WHAT TO PRODUCE: Transcribe the entries below exactly; leave every image out.

ENTRIES SUPPLIED:
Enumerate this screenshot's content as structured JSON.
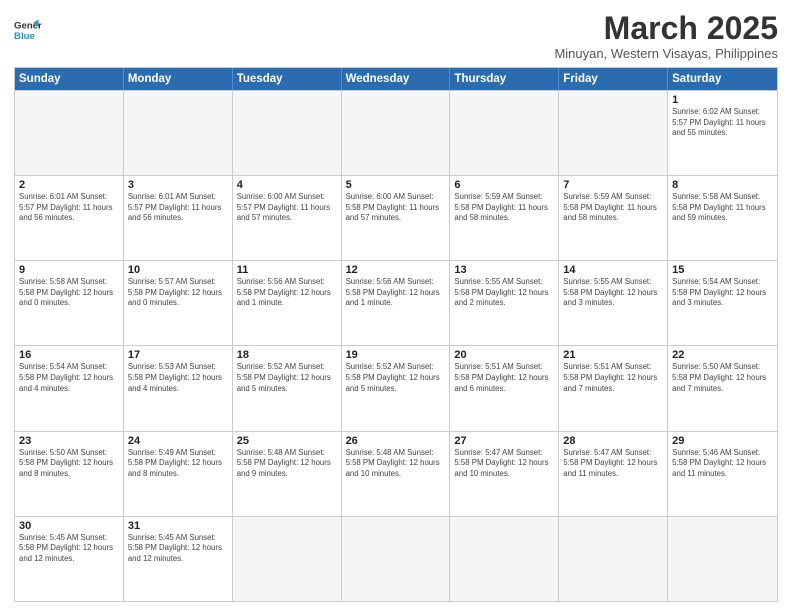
{
  "header": {
    "logo_general": "General",
    "logo_blue": "Blue",
    "month_year": "March 2025",
    "location": "Minuyan, Western Visayas, Philippines"
  },
  "weekdays": [
    "Sunday",
    "Monday",
    "Tuesday",
    "Wednesday",
    "Thursday",
    "Friday",
    "Saturday"
  ],
  "weeks": [
    [
      {
        "day": "",
        "info": ""
      },
      {
        "day": "",
        "info": ""
      },
      {
        "day": "",
        "info": ""
      },
      {
        "day": "",
        "info": ""
      },
      {
        "day": "",
        "info": ""
      },
      {
        "day": "",
        "info": ""
      },
      {
        "day": "1",
        "info": "Sunrise: 6:02 AM\nSunset: 5:57 PM\nDaylight: 11 hours and 55 minutes."
      }
    ],
    [
      {
        "day": "2",
        "info": "Sunrise: 6:01 AM\nSunset: 5:57 PM\nDaylight: 11 hours and 56 minutes."
      },
      {
        "day": "3",
        "info": "Sunrise: 6:01 AM\nSunset: 5:57 PM\nDaylight: 11 hours and 56 minutes."
      },
      {
        "day": "4",
        "info": "Sunrise: 6:00 AM\nSunset: 5:57 PM\nDaylight: 11 hours and 57 minutes."
      },
      {
        "day": "5",
        "info": "Sunrise: 6:00 AM\nSunset: 5:58 PM\nDaylight: 11 hours and 57 minutes."
      },
      {
        "day": "6",
        "info": "Sunrise: 5:59 AM\nSunset: 5:58 PM\nDaylight: 11 hours and 58 minutes."
      },
      {
        "day": "7",
        "info": "Sunrise: 5:59 AM\nSunset: 5:58 PM\nDaylight: 11 hours and 58 minutes."
      },
      {
        "day": "8",
        "info": "Sunrise: 5:58 AM\nSunset: 5:58 PM\nDaylight: 11 hours and 59 minutes."
      }
    ],
    [
      {
        "day": "9",
        "info": "Sunrise: 5:58 AM\nSunset: 5:58 PM\nDaylight: 12 hours and 0 minutes."
      },
      {
        "day": "10",
        "info": "Sunrise: 5:57 AM\nSunset: 5:58 PM\nDaylight: 12 hours and 0 minutes."
      },
      {
        "day": "11",
        "info": "Sunrise: 5:56 AM\nSunset: 5:58 PM\nDaylight: 12 hours and 1 minute."
      },
      {
        "day": "12",
        "info": "Sunrise: 5:56 AM\nSunset: 5:58 PM\nDaylight: 12 hours and 1 minute."
      },
      {
        "day": "13",
        "info": "Sunrise: 5:55 AM\nSunset: 5:58 PM\nDaylight: 12 hours and 2 minutes."
      },
      {
        "day": "14",
        "info": "Sunrise: 5:55 AM\nSunset: 5:58 PM\nDaylight: 12 hours and 3 minutes."
      },
      {
        "day": "15",
        "info": "Sunrise: 5:54 AM\nSunset: 5:58 PM\nDaylight: 12 hours and 3 minutes."
      }
    ],
    [
      {
        "day": "16",
        "info": "Sunrise: 5:54 AM\nSunset: 5:58 PM\nDaylight: 12 hours and 4 minutes."
      },
      {
        "day": "17",
        "info": "Sunrise: 5:53 AM\nSunset: 5:58 PM\nDaylight: 12 hours and 4 minutes."
      },
      {
        "day": "18",
        "info": "Sunrise: 5:52 AM\nSunset: 5:58 PM\nDaylight: 12 hours and 5 minutes."
      },
      {
        "day": "19",
        "info": "Sunrise: 5:52 AM\nSunset: 5:58 PM\nDaylight: 12 hours and 5 minutes."
      },
      {
        "day": "20",
        "info": "Sunrise: 5:51 AM\nSunset: 5:58 PM\nDaylight: 12 hours and 6 minutes."
      },
      {
        "day": "21",
        "info": "Sunrise: 5:51 AM\nSunset: 5:58 PM\nDaylight: 12 hours and 7 minutes."
      },
      {
        "day": "22",
        "info": "Sunrise: 5:50 AM\nSunset: 5:58 PM\nDaylight: 12 hours and 7 minutes."
      }
    ],
    [
      {
        "day": "23",
        "info": "Sunrise: 5:50 AM\nSunset: 5:58 PM\nDaylight: 12 hours and 8 minutes."
      },
      {
        "day": "24",
        "info": "Sunrise: 5:49 AM\nSunset: 5:58 PM\nDaylight: 12 hours and 8 minutes."
      },
      {
        "day": "25",
        "info": "Sunrise: 5:48 AM\nSunset: 5:58 PM\nDaylight: 12 hours and 9 minutes."
      },
      {
        "day": "26",
        "info": "Sunrise: 5:48 AM\nSunset: 5:58 PM\nDaylight: 12 hours and 10 minutes."
      },
      {
        "day": "27",
        "info": "Sunrise: 5:47 AM\nSunset: 5:58 PM\nDaylight: 12 hours and 10 minutes."
      },
      {
        "day": "28",
        "info": "Sunrise: 5:47 AM\nSunset: 5:58 PM\nDaylight: 12 hours and 11 minutes."
      },
      {
        "day": "29",
        "info": "Sunrise: 5:46 AM\nSunset: 5:58 PM\nDaylight: 12 hours and 11 minutes."
      }
    ],
    [
      {
        "day": "30",
        "info": "Sunrise: 5:45 AM\nSunset: 5:58 PM\nDaylight: 12 hours and 12 minutes."
      },
      {
        "day": "31",
        "info": "Sunrise: 5:45 AM\nSunset: 5:58 PM\nDaylight: 12 hours and 12 minutes."
      },
      {
        "day": "",
        "info": ""
      },
      {
        "day": "",
        "info": ""
      },
      {
        "day": "",
        "info": ""
      },
      {
        "day": "",
        "info": ""
      },
      {
        "day": "",
        "info": ""
      }
    ]
  ]
}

COMPLETE RESPONSE:
Enumerate this screenshot's content as structured JSON.
{
  "header": {
    "logo_general": "General",
    "logo_blue": "Blue",
    "month_year": "March 2025",
    "location": "Minuyan, Western Visayas, Philippines"
  },
  "weekdays": [
    "Sunday",
    "Monday",
    "Tuesday",
    "Wednesday",
    "Thursday",
    "Friday",
    "Saturday"
  ],
  "weeks": [
    [
      {
        "day": "",
        "info": ""
      },
      {
        "day": "",
        "info": ""
      },
      {
        "day": "",
        "info": ""
      },
      {
        "day": "",
        "info": ""
      },
      {
        "day": "",
        "info": ""
      },
      {
        "day": "",
        "info": ""
      },
      {
        "day": "1",
        "info": "Sunrise: 6:02 AM\nSunset: 5:57 PM\nDaylight: 11 hours and 55 minutes."
      }
    ],
    [
      {
        "day": "2",
        "info": "Sunrise: 6:01 AM\nSunset: 5:57 PM\nDaylight: 11 hours and 56 minutes."
      },
      {
        "day": "3",
        "info": "Sunrise: 6:01 AM\nSunset: 5:57 PM\nDaylight: 11 hours and 56 minutes."
      },
      {
        "day": "4",
        "info": "Sunrise: 6:00 AM\nSunset: 5:57 PM\nDaylight: 11 hours and 57 minutes."
      },
      {
        "day": "5",
        "info": "Sunrise: 6:00 AM\nSunset: 5:58 PM\nDaylight: 11 hours and 57 minutes."
      },
      {
        "day": "6",
        "info": "Sunrise: 5:59 AM\nSunset: 5:58 PM\nDaylight: 11 hours and 58 minutes."
      },
      {
        "day": "7",
        "info": "Sunrise: 5:59 AM\nSunset: 5:58 PM\nDaylight: 11 hours and 58 minutes."
      },
      {
        "day": "8",
        "info": "Sunrise: 5:58 AM\nSunset: 5:58 PM\nDaylight: 11 hours and 59 minutes."
      }
    ],
    [
      {
        "day": "9",
        "info": "Sunrise: 5:58 AM\nSunset: 5:58 PM\nDaylight: 12 hours and 0 minutes."
      },
      {
        "day": "10",
        "info": "Sunrise: 5:57 AM\nSunset: 5:58 PM\nDaylight: 12 hours and 0 minutes."
      },
      {
        "day": "11",
        "info": "Sunrise: 5:56 AM\nSunset: 5:58 PM\nDaylight: 12 hours and 1 minute."
      },
      {
        "day": "12",
        "info": "Sunrise: 5:56 AM\nSunset: 5:58 PM\nDaylight: 12 hours and 1 minute."
      },
      {
        "day": "13",
        "info": "Sunrise: 5:55 AM\nSunset: 5:58 PM\nDaylight: 12 hours and 2 minutes."
      },
      {
        "day": "14",
        "info": "Sunrise: 5:55 AM\nSunset: 5:58 PM\nDaylight: 12 hours and 3 minutes."
      },
      {
        "day": "15",
        "info": "Sunrise: 5:54 AM\nSunset: 5:58 PM\nDaylight: 12 hours and 3 minutes."
      }
    ],
    [
      {
        "day": "16",
        "info": "Sunrise: 5:54 AM\nSunset: 5:58 PM\nDaylight: 12 hours and 4 minutes."
      },
      {
        "day": "17",
        "info": "Sunrise: 5:53 AM\nSunset: 5:58 PM\nDaylight: 12 hours and 4 minutes."
      },
      {
        "day": "18",
        "info": "Sunrise: 5:52 AM\nSunset: 5:58 PM\nDaylight: 12 hours and 5 minutes."
      },
      {
        "day": "19",
        "info": "Sunrise: 5:52 AM\nSunset: 5:58 PM\nDaylight: 12 hours and 5 minutes."
      },
      {
        "day": "20",
        "info": "Sunrise: 5:51 AM\nSunset: 5:58 PM\nDaylight: 12 hours and 6 minutes."
      },
      {
        "day": "21",
        "info": "Sunrise: 5:51 AM\nSunset: 5:58 PM\nDaylight: 12 hours and 7 minutes."
      },
      {
        "day": "22",
        "info": "Sunrise: 5:50 AM\nSunset: 5:58 PM\nDaylight: 12 hours and 7 minutes."
      }
    ],
    [
      {
        "day": "23",
        "info": "Sunrise: 5:50 AM\nSunset: 5:58 PM\nDaylight: 12 hours and 8 minutes."
      },
      {
        "day": "24",
        "info": "Sunrise: 5:49 AM\nSunset: 5:58 PM\nDaylight: 12 hours and 8 minutes."
      },
      {
        "day": "25",
        "info": "Sunrise: 5:48 AM\nSunset: 5:58 PM\nDaylight: 12 hours and 9 minutes."
      },
      {
        "day": "26",
        "info": "Sunrise: 5:48 AM\nSunset: 5:58 PM\nDaylight: 12 hours and 10 minutes."
      },
      {
        "day": "27",
        "info": "Sunrise: 5:47 AM\nSunset: 5:58 PM\nDaylight: 12 hours and 10 minutes."
      },
      {
        "day": "28",
        "info": "Sunrise: 5:47 AM\nSunset: 5:58 PM\nDaylight: 12 hours and 11 minutes."
      },
      {
        "day": "29",
        "info": "Sunrise: 5:46 AM\nSunset: 5:58 PM\nDaylight: 12 hours and 11 minutes."
      }
    ],
    [
      {
        "day": "30",
        "info": "Sunrise: 5:45 AM\nSunset: 5:58 PM\nDaylight: 12 hours and 12 minutes."
      },
      {
        "day": "31",
        "info": "Sunrise: 5:45 AM\nSunset: 5:58 PM\nDaylight: 12 hours and 12 minutes."
      },
      {
        "day": "",
        "info": ""
      },
      {
        "day": "",
        "info": ""
      },
      {
        "day": "",
        "info": ""
      },
      {
        "day": "",
        "info": ""
      },
      {
        "day": "",
        "info": ""
      }
    ]
  ]
}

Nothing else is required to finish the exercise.